Provided passage:
———

Sebt An‐Nour – Saturday of Light

The crowd circled around to the back of the Catholicon and proceeded, still chanting (to the dismay of many pilgrims), down the center aisle and into the rotunda. Hisham and Waleed stayed in the aisle as they were part of the line for the oldest Orthodox Christian families of Jerusalem, and all other space in the Orthodox chamber was roped off for specific visitors. I circled around to the Armenian shrine near the entrance of the church to get a view of the tomb and the fire lighting.

According to Orthodox tradition, the holy fire ceremony is an annual miracle; each year, the Greek Orthodox Patriarch of Jerusalem approaches the tomb – along with Armenian Orthodox and Coptic Church leaders, dressed in full regalia – while his fans chant “Axios, Axios” (worthy, worthy) as he passes. Before the tomb, he removes his vestments and bejeweled mitre and is inspected by a representative of the Israeli police for any concealed matches or lighter. Then, holding a bundle of 33 unlit candles in each hand he enters the tomb, drops to his knees, and prays. And each year the candles are lit, the faithful believe, by the power of the Holy Spirit.

———

Task requirements:
a) Answer from the Saturday of Light text:
(i) Why did Hisham and Waleed stay in the aisle?
(ii) Who inspects the Patriarch before he enters the tomb?
(iii) How many unlit candles does the Patriarch hold in each hand?
b) Extend the Saturday of Light account, starting after its final sentence.
The material has nothing to do with the Saturday of Light text.

———

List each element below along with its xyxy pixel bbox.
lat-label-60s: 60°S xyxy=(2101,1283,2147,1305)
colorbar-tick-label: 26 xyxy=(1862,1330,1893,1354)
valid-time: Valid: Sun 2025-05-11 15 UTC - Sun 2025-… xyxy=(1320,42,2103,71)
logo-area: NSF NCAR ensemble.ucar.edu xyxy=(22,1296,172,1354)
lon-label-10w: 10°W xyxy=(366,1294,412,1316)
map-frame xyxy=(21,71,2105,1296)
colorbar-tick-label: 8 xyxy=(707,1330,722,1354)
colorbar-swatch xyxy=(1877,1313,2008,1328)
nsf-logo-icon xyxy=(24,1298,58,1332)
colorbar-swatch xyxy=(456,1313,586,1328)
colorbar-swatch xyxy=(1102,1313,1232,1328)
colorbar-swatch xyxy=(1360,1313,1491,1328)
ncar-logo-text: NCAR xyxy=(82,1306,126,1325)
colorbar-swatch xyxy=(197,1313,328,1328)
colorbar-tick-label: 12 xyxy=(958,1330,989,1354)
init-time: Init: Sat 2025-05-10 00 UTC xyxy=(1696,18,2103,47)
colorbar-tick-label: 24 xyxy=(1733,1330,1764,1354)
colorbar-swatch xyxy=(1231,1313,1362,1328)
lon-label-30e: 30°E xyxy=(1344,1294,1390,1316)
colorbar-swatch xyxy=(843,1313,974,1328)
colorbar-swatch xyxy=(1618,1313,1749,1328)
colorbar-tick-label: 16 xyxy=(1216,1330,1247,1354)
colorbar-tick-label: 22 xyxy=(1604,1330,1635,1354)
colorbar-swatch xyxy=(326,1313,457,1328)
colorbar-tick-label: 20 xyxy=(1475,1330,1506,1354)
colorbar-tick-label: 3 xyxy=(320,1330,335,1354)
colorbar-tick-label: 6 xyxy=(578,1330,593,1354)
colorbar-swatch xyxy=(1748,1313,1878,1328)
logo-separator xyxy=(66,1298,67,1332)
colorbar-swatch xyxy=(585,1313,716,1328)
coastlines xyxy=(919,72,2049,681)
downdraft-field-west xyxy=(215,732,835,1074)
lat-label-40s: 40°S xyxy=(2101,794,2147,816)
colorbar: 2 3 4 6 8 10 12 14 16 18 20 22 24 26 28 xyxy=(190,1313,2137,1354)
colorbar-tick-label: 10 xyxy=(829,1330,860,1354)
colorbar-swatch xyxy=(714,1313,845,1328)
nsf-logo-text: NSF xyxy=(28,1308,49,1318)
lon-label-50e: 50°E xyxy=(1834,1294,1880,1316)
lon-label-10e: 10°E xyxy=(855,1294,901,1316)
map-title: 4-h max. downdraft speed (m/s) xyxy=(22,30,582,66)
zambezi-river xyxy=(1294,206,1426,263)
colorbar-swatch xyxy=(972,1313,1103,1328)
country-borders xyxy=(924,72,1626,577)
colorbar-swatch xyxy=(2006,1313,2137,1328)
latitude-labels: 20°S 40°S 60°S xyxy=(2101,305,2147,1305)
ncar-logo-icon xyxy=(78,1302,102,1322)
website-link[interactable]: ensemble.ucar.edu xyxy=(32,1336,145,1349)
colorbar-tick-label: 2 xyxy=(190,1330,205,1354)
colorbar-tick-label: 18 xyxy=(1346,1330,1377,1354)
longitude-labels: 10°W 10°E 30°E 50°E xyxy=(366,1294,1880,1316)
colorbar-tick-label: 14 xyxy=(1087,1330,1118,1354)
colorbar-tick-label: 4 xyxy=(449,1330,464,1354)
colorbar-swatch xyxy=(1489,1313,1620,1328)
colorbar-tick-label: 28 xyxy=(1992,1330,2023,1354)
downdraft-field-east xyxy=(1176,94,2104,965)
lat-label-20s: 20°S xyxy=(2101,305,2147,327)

———

Replies:
a)
(i) They were part of the line for the oldest Orthodox Christian families of Jerusalem.
(ii) A representative of the Israeli police.
(iii) 33.

b)
As I watched on my tip‐toes behind a group of carbine‐wielding soldiers, I caught a glimpse of the patriarch as he exited the tomb, candles ablaze, and in a moment the entire hall was on fire. The priests holding candles were first to spread the flames, and in turn they lit the candles held by worshipers standing all around the tomb, in the hall, on the balcony, outside the church. And for a moment the room was arrested in awe. Full with the heavy smell of incense and the warm sensation of many small fires, pilgrims, clergy, and local Palestinians flooded out of the church to ringing of bells. As they left, the rotunda filled with thick swirls of smoke, opaque near the ground and thinning as it rose, funneling up towards the ceiling and exiting in a rush through the dome of the rotunda, evaporating into the sunlight.

Hisham, Waleed, and I spent some time outside the church with others reliving the past several hours, and then, exhausted and exhilarated and hungry, we began the long journey back home.